PROBLEM DESCRIPTION: Work through the listing below and count the lines that hold "screenshot". Answer with the number alone.

START INPUT

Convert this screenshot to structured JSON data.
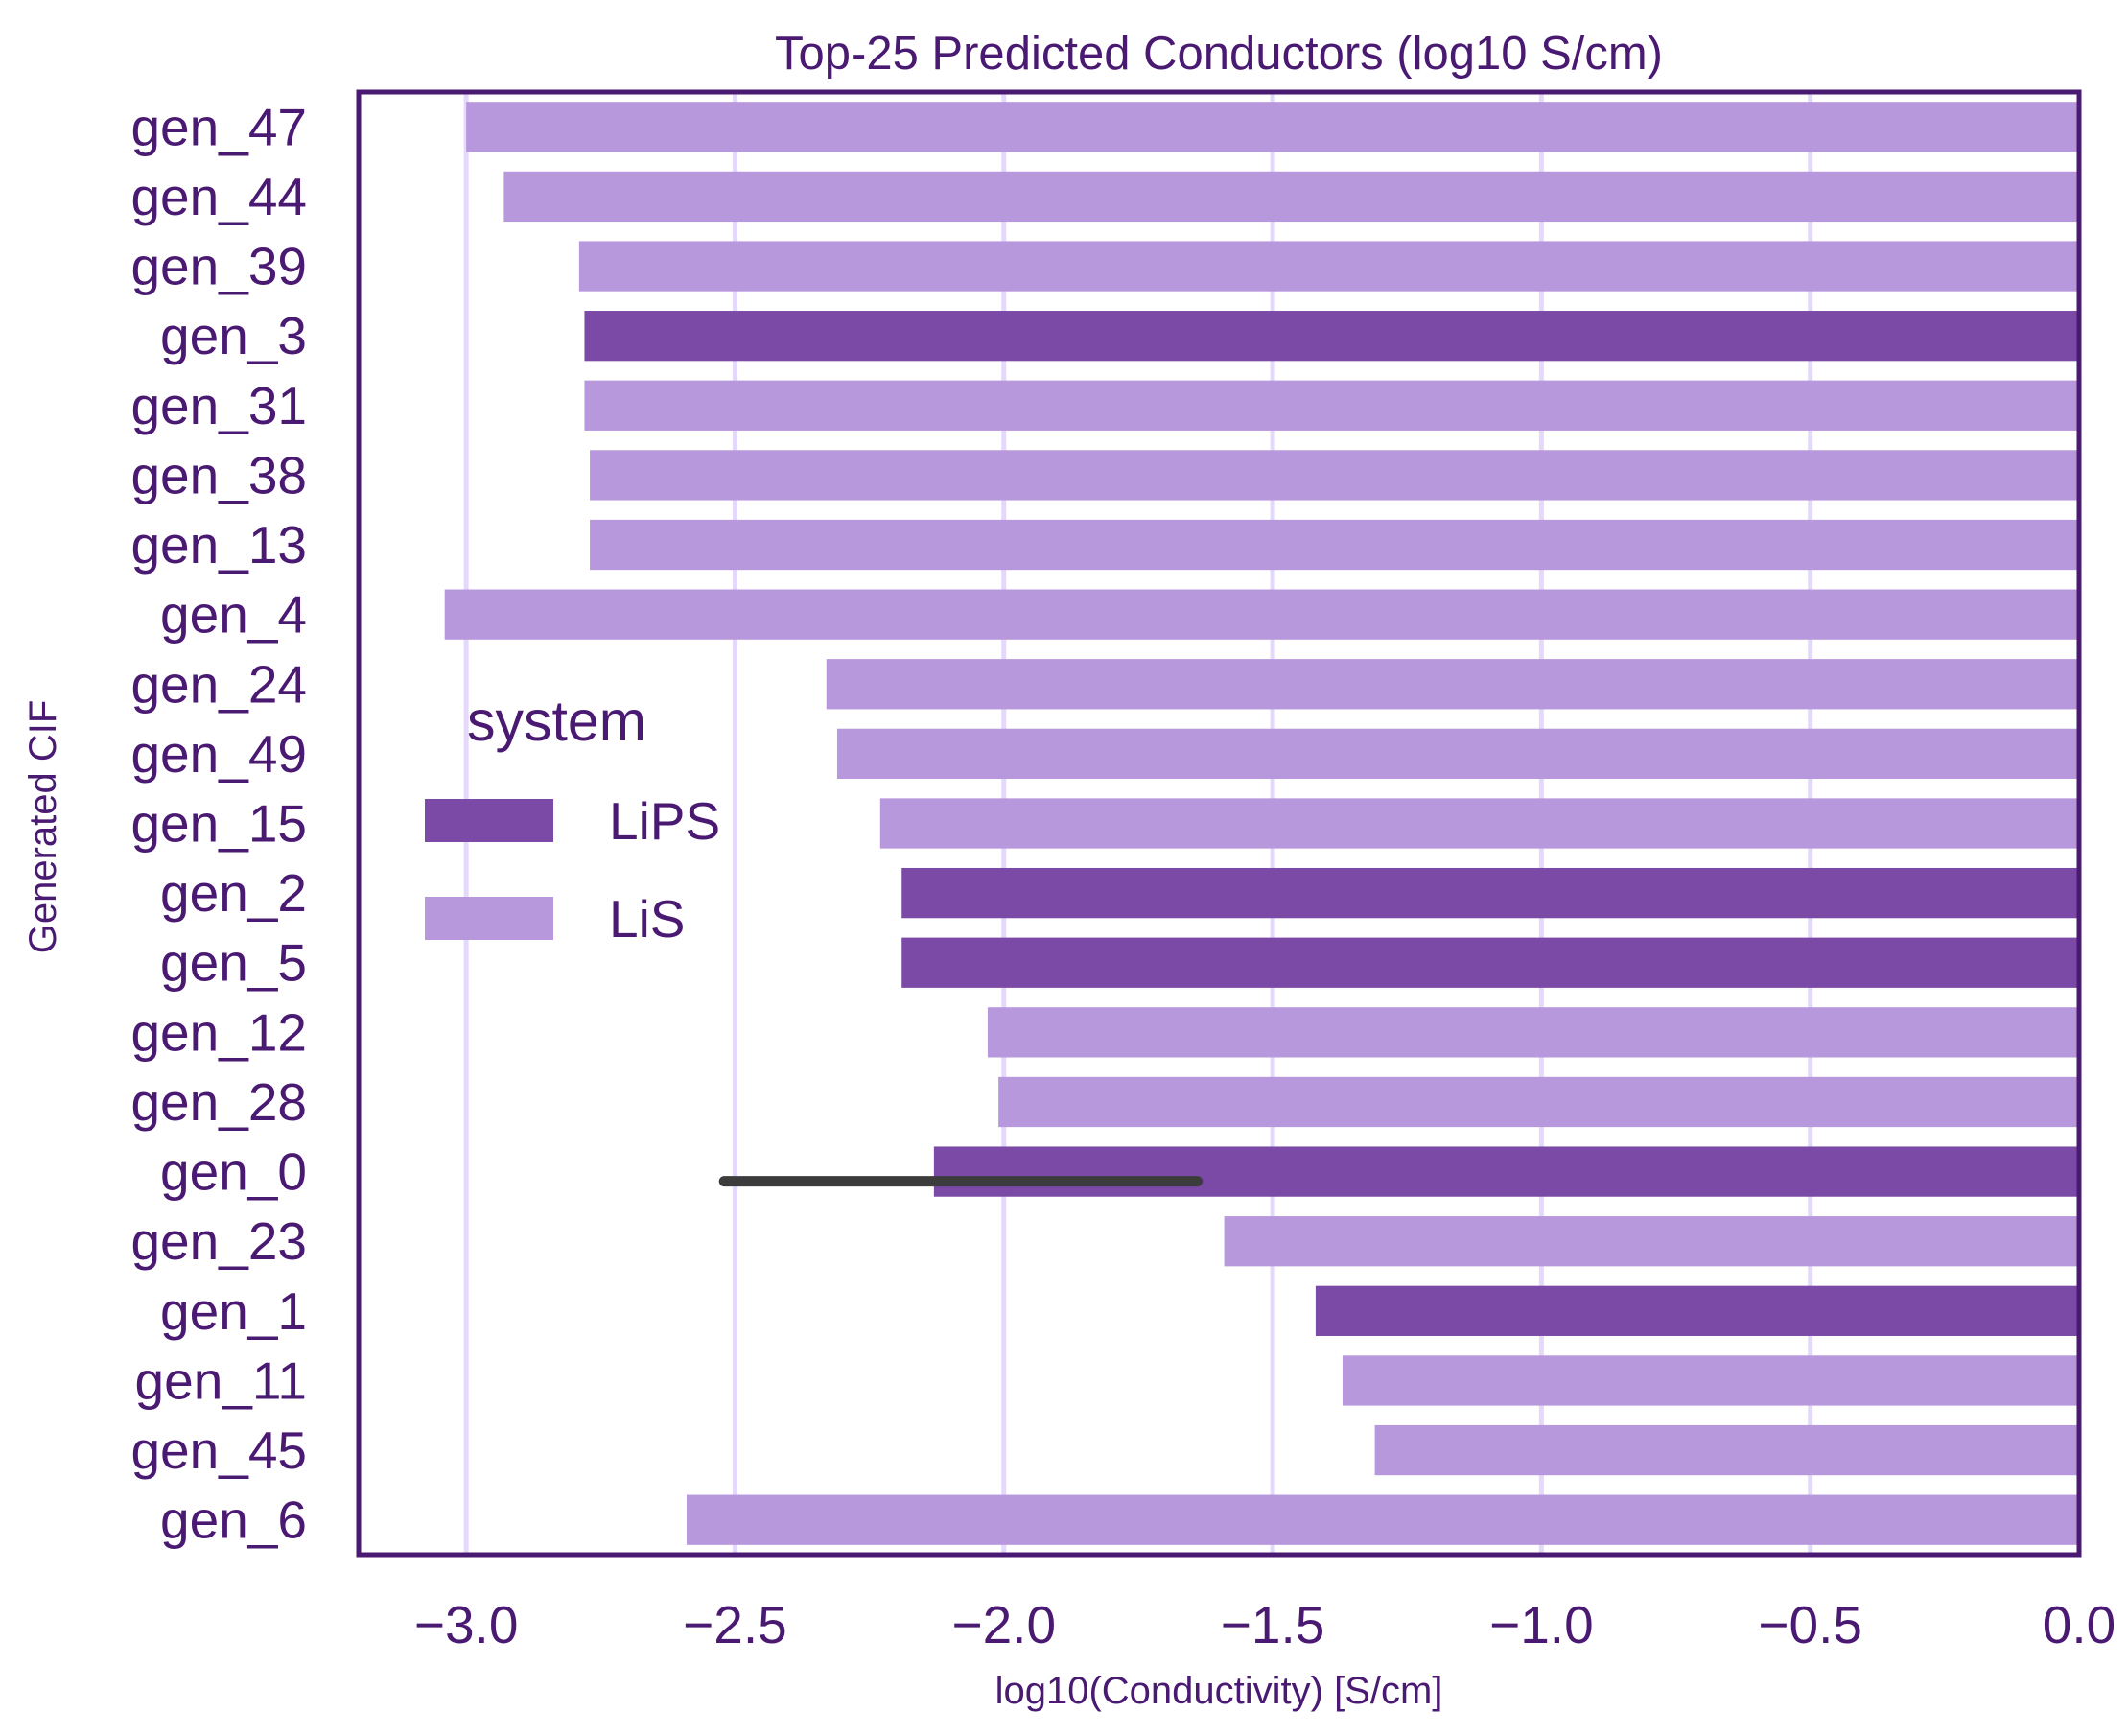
{
  "colors": {
    "text": "#4a1a72",
    "frame": "#4a1a72",
    "grid": "#e4d8fb",
    "error_bar": "#3c3c3c",
    "background": "#ffffff"
  },
  "chart_data": {
    "type": "bar",
    "orientation": "horizontal",
    "title": "Top-25 Predicted Conductors (log10 S/cm)",
    "xlabel": "log10(Conductivity) [S/cm]",
    "ylabel": "Generated CIF",
    "xlim": [
      -3.2,
      0.0
    ],
    "xticks": [
      -3.0,
      -2.5,
      -2.0,
      -1.5,
      -1.0,
      -0.5,
      0.0
    ],
    "xtick_labels": [
      "−3.0",
      "−2.5",
      "−2.0",
      "−1.5",
      "−1.0",
      "−0.5",
      "0.0"
    ],
    "grid": "vertical",
    "legend": {
      "title": "system",
      "placement": "center-left",
      "entries": [
        {
          "name": "LiPS",
          "color": "#7b4aa6"
        },
        {
          "name": "LiS",
          "color": "#b898dc"
        }
      ]
    },
    "categories": [
      "gen_47",
      "gen_44",
      "gen_39",
      "gen_3",
      "gen_31",
      "gen_38",
      "gen_13",
      "gen_4",
      "gen_24",
      "gen_49",
      "gen_15",
      "gen_2",
      "gen_5",
      "gen_12",
      "gen_28",
      "gen_0",
      "gen_23",
      "gen_1",
      "gen_11",
      "gen_45",
      "gen_6"
    ],
    "systems": [
      "LiS",
      "LiS",
      "LiS",
      "LiPS",
      "LiS",
      "LiS",
      "LiS",
      "LiS",
      "LiS",
      "LiS",
      "LiS",
      "LiPS",
      "LiPS",
      "LiS",
      "LiS",
      "LiPS",
      "LiS",
      "LiPS",
      "LiS",
      "LiS",
      "LiS"
    ],
    "values": [
      -3.0,
      -2.93,
      -2.79,
      -2.78,
      -2.78,
      -2.77,
      -2.77,
      -3.04,
      -2.33,
      -2.31,
      -2.23,
      -2.19,
      -2.19,
      -2.03,
      -2.01,
      -2.13,
      -1.59,
      -1.42,
      -1.37,
      -1.31,
      -2.59
    ],
    "error_bars": [
      {
        "category": "gen_0",
        "low": -2.52,
        "high": -1.64
      }
    ]
  }
}
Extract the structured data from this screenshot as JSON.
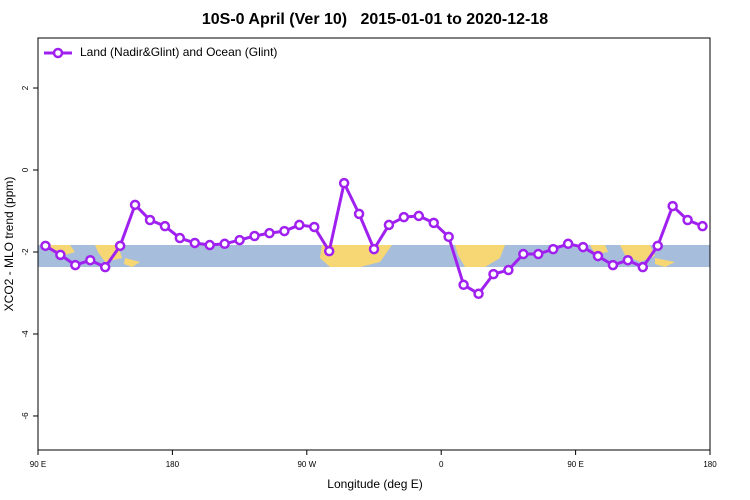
{
  "chart_data": {
    "type": "line",
    "title": "10S-0 April (Ver 10)   2015-01-01 to 2020-12-18",
    "xlabel": "Longitude (deg E)",
    "ylabel": "XCO2 - MLO trend (ppm)",
    "x": [
      95,
      105,
      115,
      125,
      135,
      145,
      155,
      165,
      175,
      185,
      195,
      205,
      215,
      225,
      235,
      245,
      255,
      265,
      275,
      285,
      295,
      305,
      315,
      325,
      335,
      345,
      355,
      365,
      375,
      385,
      395,
      405,
      415,
      425,
      435,
      445,
      455,
      465,
      475,
      485,
      495,
      505,
      515,
      525,
      535
    ],
    "series": [
      {
        "name": "Land (Nadir&Glint) and Ocean (Glint)",
        "color": "#a020f0",
        "values": [
          -1.85,
          -2.07,
          -2.32,
          -2.2,
          -2.37,
          -1.85,
          -0.85,
          -1.22,
          -1.37,
          -1.66,
          -1.78,
          -1.83,
          -1.8,
          -1.71,
          -1.61,
          -1.54,
          -1.49,
          -1.34,
          -1.39,
          -1.98,
          -0.32,
          -1.07,
          -1.93,
          -1.34,
          -1.15,
          -1.12,
          -1.29,
          -1.63,
          -2.8,
          -3.02,
          -2.54,
          -2.44,
          -2.05,
          -2.05,
          -1.93,
          -1.8,
          -1.88,
          -2.1,
          -2.32,
          -2.2,
          -2.37,
          -1.85,
          -0.88,
          -1.22,
          -1.37
        ]
      }
    ],
    "xlim": [
      90,
      540
    ],
    "xticks": [
      {
        "value": 90,
        "label": "90 E"
      },
      {
        "value": 180,
        "label": "180"
      },
      {
        "value": 270,
        "label": "90 W"
      },
      {
        "value": 360,
        "label": "0"
      },
      {
        "value": 450,
        "label": "90 E"
      },
      {
        "value": 540,
        "label": "180"
      }
    ],
    "ylim": [
      -6.83,
      3.22
    ],
    "yticks": [
      -6,
      -4,
      -2,
      0,
      2
    ],
    "legend": "top-left"
  }
}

END INPUT

RESPONSE TO THE EXERCISE: 2